> [GOAL]: Repeat every record below exactly, leaving out the pictures.

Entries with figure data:
------------------------
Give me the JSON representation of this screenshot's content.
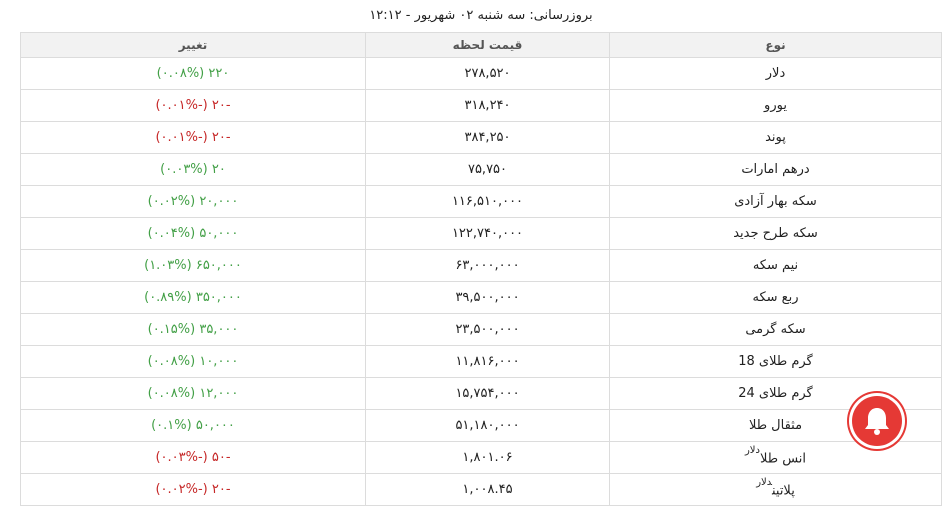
{
  "header": {
    "title": "بروزرسانی: سه شنبه ۰۲ شهریور - ۱۲:۱۲"
  },
  "table": {
    "columns": [
      "نوع",
      "قیمت لحظه",
      "تغییر"
    ],
    "rows": [
      {
        "type": "دلار",
        "price": "۲۷۸,۵۲۰",
        "change": "۲۲۰ (۰.۰۸%)",
        "color": "#43a047"
      },
      {
        "type": "یورو",
        "price": "۳۱۸,۲۴۰",
        "change": "-۲۰ (-۰.۰۱%)",
        "color": "#c62828"
      },
      {
        "type": "پوند",
        "price": "۳۸۴,۲۵۰",
        "change": "-۲۰ (-۰.۰۱%)",
        "color": "#c62828"
      },
      {
        "type": "درهم امارات",
        "price": "۷۵,۷۵۰",
        "change": "۲۰ (۰.۰۳%)",
        "color": "#43a047"
      },
      {
        "type": "سکه بهار آزادی",
        "price": "۱۱۶,۵۱۰,۰۰۰",
        "change": "۲۰,۰۰۰ (۰.۰۲%)",
        "color": "#43a047"
      },
      {
        "type": "سکه طرح جدید",
        "price": "۱۲۲,۷۴۰,۰۰۰",
        "change": "۵۰,۰۰۰ (۰.۰۴%)",
        "color": "#43a047"
      },
      {
        "type": "نیم سکه",
        "price": "۶۳,۰۰۰,۰۰۰",
        "change": "۶۵۰,۰۰۰ (۱.۰۳%)",
        "color": "#43a047"
      },
      {
        "type": "ربع سکه",
        "price": "۳۹,۵۰۰,۰۰۰",
        "change": "۳۵۰,۰۰۰ (۰.۸۹%)",
        "color": "#43a047"
      },
      {
        "type": "سکه گرمی",
        "price": "۲۳,۵۰۰,۰۰۰",
        "change": "۳۵,۰۰۰ (۰.۱۵%)",
        "color": "#43a047"
      },
      {
        "type": "گرم طلای 18",
        "price": "۱۱,۸۱۶,۰۰۰",
        "change": "۱۰,۰۰۰ (۰.۰۸%)",
        "color": "#43a047"
      },
      {
        "type": "گرم طلای 24",
        "price": "۱۵,۷۵۴,۰۰۰",
        "change": "۱۲,۰۰۰ (۰.۰۸%)",
        "color": "#43a047"
      },
      {
        "type": "مثقال طلا",
        "price": "۵۱,۱۸۰,۰۰۰",
        "change": "۵۰,۰۰۰ (۰.۱%)",
        "color": "#43a047"
      },
      {
        "type": "انس طلا",
        "unit": "دلار",
        "price": "۱,۸۰۱.۰۶",
        "change": "-۵۰ (-۰.۰۳%)",
        "color": "#c62828"
      },
      {
        "type": "پلاتین",
        "unit": "دلار",
        "price": "۱,۰۰۸.۴۵",
        "change": "-۲۰ (-۰.۰۲%)",
        "color": "#c62828"
      }
    ]
  }
}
------------------------
> [ANSWER TO THE EXERCISE]:
Give me the JSON representation of this screenshot's content.
{
  "header": {
    "title": "بروزرسانی: سه شنبه ۰۲ شهریور - ۱۲:۱۲"
  },
  "table": {
    "columns": [
      "نوع",
      "قیمت لحظه",
      "تغییر"
    ],
    "rows": [
      {
        "type": "دلار",
        "price": "۲۷۸,۵۲۰",
        "change": "۲۲۰ (۰.۰۸%)",
        "color": "#43a047"
      },
      {
        "type": "یورو",
        "price": "۳۱۸,۲۴۰",
        "change": "-۲۰ (-۰.۰۱%)",
        "color": "#c62828"
      },
      {
        "type": "پوند",
        "price": "۳۸۴,۲۵۰",
        "change": "-۲۰ (-۰.۰۱%)",
        "color": "#c62828"
      },
      {
        "type": "درهم امارات",
        "price": "۷۵,۷۵۰",
        "change": "۲۰ (۰.۰۳%)",
        "color": "#43a047"
      },
      {
        "type": "سکه بهار آزادی",
        "price": "۱۱۶,۵۱۰,۰۰۰",
        "change": "۲۰,۰۰۰ (۰.۰۲%)",
        "color": "#43a047"
      },
      {
        "type": "سکه طرح جدید",
        "price": "۱۲۲,۷۴۰,۰۰۰",
        "change": "۵۰,۰۰۰ (۰.۰۴%)",
        "color": "#43a047"
      },
      {
        "type": "نیم سکه",
        "price": "۶۳,۰۰۰,۰۰۰",
        "change": "۶۵۰,۰۰۰ (۱.۰۳%)",
        "color": "#43a047"
      },
      {
        "type": "ربع سکه",
        "price": "۳۹,۵۰۰,۰۰۰",
        "change": "۳۵۰,۰۰۰ (۰.۸۹%)",
        "color": "#43a047"
      },
      {
        "type": "سکه گرمی",
        "price": "۲۳,۵۰۰,۰۰۰",
        "change": "۳۵,۰۰۰ (۰.۱۵%)",
        "color": "#43a047"
      },
      {
        "type": "گرم طلای 18",
        "price": "۱۱,۸۱۶,۰۰۰",
        "change": "۱۰,۰۰۰ (۰.۰۸%)",
        "color": "#43a047"
      },
      {
        "type": "گرم طلای 24",
        "price": "۱۵,۷۵۴,۰۰۰",
        "change": "۱۲,۰۰۰ (۰.۰۸%)",
        "color": "#43a047"
      },
      {
        "type": "مثقال طلا",
        "price": "۵۱,۱۸۰,۰۰۰",
        "change": "۵۰,۰۰۰ (۰.۱%)",
        "color": "#43a047"
      },
      {
        "type": "انس طلا",
        "unit": "دلار",
        "price": "۱,۸۰۱.۰۶",
        "change": "-۵۰ (-۰.۰۳%)",
        "color": "#c62828"
      },
      {
        "type": "پلاتین",
        "unit": "دلار",
        "price": "۱,۰۰۸.۴۵",
        "change": "-۲۰ (-۰.۰۲%)",
        "color": "#c62828"
      }
    ]
  }
}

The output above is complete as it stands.